Direction:
Gather each line of the entries below that includes "list".

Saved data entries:
— Begin —

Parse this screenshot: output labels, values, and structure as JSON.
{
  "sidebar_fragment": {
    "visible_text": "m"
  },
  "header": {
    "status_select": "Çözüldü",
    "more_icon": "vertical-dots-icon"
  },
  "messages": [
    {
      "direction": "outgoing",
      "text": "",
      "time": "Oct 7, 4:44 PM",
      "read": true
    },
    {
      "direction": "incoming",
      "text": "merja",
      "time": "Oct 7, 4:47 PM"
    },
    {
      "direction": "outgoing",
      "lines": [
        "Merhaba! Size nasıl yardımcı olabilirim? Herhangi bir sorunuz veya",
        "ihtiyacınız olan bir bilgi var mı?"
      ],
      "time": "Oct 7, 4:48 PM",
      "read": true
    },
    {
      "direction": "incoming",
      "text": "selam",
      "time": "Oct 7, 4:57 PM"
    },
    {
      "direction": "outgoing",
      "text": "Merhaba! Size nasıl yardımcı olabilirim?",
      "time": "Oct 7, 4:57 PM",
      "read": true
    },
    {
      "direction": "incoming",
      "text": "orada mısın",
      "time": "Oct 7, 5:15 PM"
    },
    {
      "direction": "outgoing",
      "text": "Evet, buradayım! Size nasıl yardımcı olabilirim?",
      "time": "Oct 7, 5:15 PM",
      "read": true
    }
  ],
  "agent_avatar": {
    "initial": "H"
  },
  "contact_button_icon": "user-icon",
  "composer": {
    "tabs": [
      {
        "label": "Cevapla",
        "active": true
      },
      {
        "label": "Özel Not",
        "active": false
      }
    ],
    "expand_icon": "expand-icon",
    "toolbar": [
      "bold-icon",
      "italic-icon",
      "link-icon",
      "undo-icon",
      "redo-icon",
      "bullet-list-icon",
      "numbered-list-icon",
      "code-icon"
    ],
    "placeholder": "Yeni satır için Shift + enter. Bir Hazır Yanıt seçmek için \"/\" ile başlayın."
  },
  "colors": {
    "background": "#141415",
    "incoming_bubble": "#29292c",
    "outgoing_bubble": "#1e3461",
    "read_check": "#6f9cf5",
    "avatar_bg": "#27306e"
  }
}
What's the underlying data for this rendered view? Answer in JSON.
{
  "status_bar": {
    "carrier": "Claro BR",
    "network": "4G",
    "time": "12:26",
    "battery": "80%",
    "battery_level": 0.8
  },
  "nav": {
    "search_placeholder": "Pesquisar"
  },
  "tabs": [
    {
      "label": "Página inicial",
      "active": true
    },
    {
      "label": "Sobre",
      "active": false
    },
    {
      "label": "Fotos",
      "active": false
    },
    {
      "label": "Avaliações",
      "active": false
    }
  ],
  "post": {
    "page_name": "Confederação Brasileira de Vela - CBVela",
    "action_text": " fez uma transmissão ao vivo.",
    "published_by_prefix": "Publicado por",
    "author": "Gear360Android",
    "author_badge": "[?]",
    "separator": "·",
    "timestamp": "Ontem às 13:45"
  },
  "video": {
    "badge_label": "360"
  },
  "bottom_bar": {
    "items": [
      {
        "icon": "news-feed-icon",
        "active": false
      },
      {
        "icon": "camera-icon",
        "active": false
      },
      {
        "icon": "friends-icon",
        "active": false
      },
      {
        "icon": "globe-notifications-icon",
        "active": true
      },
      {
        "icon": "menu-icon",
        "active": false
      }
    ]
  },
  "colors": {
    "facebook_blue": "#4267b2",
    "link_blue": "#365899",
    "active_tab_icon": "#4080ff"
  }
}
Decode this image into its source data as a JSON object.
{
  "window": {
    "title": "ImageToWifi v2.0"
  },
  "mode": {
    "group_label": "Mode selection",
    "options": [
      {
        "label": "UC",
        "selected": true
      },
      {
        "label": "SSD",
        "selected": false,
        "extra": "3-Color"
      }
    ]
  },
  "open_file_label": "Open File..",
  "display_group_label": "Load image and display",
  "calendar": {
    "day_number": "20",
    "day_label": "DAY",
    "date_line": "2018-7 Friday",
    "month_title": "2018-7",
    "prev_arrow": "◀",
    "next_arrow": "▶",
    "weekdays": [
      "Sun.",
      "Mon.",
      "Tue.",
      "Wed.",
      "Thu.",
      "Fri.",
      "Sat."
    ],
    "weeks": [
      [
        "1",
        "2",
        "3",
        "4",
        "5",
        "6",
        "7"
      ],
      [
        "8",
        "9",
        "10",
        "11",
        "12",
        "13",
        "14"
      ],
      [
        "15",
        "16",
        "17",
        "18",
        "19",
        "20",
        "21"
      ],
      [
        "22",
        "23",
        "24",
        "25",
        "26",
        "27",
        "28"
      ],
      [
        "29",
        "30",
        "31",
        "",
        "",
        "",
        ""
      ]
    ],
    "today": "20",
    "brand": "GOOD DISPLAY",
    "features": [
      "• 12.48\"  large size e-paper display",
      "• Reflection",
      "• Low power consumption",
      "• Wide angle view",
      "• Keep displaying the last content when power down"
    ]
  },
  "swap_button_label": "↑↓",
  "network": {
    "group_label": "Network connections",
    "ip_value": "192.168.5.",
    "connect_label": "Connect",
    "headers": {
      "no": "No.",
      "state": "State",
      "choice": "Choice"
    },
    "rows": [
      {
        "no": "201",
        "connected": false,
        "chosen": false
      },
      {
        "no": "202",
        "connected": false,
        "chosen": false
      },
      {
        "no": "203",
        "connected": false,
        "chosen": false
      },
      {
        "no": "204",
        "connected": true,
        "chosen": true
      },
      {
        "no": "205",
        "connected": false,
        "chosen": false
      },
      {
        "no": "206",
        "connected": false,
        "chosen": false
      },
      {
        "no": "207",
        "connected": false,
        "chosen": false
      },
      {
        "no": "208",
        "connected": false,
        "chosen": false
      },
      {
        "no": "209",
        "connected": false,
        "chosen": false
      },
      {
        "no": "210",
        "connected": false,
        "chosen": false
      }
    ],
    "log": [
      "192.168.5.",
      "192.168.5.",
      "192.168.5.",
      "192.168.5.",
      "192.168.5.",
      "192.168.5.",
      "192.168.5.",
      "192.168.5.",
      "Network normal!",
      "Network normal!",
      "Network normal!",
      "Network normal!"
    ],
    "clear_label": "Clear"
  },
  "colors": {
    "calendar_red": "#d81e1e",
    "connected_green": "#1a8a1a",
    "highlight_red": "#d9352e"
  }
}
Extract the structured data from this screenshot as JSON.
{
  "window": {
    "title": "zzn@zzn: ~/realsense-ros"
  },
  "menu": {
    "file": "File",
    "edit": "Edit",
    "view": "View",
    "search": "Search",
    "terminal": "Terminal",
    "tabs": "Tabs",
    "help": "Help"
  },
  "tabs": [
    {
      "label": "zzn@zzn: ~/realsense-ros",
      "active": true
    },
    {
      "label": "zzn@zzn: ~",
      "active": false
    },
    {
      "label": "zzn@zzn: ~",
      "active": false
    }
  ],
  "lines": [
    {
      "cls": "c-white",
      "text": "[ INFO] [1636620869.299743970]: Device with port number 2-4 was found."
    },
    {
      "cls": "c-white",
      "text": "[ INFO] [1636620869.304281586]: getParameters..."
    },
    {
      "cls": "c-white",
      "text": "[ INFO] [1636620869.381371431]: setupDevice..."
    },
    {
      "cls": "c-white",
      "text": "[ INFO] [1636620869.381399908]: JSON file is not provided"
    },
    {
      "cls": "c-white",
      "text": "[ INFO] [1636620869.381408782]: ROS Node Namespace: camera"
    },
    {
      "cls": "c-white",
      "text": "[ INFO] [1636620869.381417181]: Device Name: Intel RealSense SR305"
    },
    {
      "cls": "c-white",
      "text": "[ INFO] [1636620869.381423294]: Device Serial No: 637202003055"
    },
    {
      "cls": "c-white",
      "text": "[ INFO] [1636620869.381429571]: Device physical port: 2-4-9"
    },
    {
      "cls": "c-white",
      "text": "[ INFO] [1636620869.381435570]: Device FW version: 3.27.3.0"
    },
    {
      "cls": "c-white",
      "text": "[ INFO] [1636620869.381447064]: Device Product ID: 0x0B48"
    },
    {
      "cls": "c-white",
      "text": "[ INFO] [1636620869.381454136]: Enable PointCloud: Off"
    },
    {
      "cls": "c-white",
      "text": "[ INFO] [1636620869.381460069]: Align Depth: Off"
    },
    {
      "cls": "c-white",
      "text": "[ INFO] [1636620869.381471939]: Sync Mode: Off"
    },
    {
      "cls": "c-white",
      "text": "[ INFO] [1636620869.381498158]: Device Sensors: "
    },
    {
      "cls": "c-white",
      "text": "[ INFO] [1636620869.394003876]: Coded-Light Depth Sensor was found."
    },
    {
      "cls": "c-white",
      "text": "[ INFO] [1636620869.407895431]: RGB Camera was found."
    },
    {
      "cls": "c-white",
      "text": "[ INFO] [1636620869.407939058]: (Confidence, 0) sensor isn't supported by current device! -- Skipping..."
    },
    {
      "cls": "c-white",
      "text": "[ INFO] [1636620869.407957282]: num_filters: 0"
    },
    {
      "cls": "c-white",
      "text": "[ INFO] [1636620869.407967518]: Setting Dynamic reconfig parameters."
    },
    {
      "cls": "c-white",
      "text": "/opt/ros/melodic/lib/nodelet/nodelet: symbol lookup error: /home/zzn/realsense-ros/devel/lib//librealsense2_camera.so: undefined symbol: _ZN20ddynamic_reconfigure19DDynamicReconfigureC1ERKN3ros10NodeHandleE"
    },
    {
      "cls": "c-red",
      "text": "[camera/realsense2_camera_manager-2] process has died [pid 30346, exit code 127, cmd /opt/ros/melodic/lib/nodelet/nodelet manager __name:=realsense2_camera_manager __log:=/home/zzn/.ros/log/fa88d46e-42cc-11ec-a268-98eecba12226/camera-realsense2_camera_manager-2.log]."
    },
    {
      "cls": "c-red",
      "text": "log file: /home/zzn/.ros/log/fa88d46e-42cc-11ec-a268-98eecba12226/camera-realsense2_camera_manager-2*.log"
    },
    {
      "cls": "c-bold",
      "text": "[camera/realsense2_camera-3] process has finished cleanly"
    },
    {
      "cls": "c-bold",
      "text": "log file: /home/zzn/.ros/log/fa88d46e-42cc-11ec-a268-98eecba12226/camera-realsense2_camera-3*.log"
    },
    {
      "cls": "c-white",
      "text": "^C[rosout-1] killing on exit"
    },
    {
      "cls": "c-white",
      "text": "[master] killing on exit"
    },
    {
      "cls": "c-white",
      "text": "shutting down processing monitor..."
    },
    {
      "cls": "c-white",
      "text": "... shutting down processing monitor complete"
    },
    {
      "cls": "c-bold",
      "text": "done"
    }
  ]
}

— End —

Correct response:
      "bullet-list-icon",
      "numbered-list-icon",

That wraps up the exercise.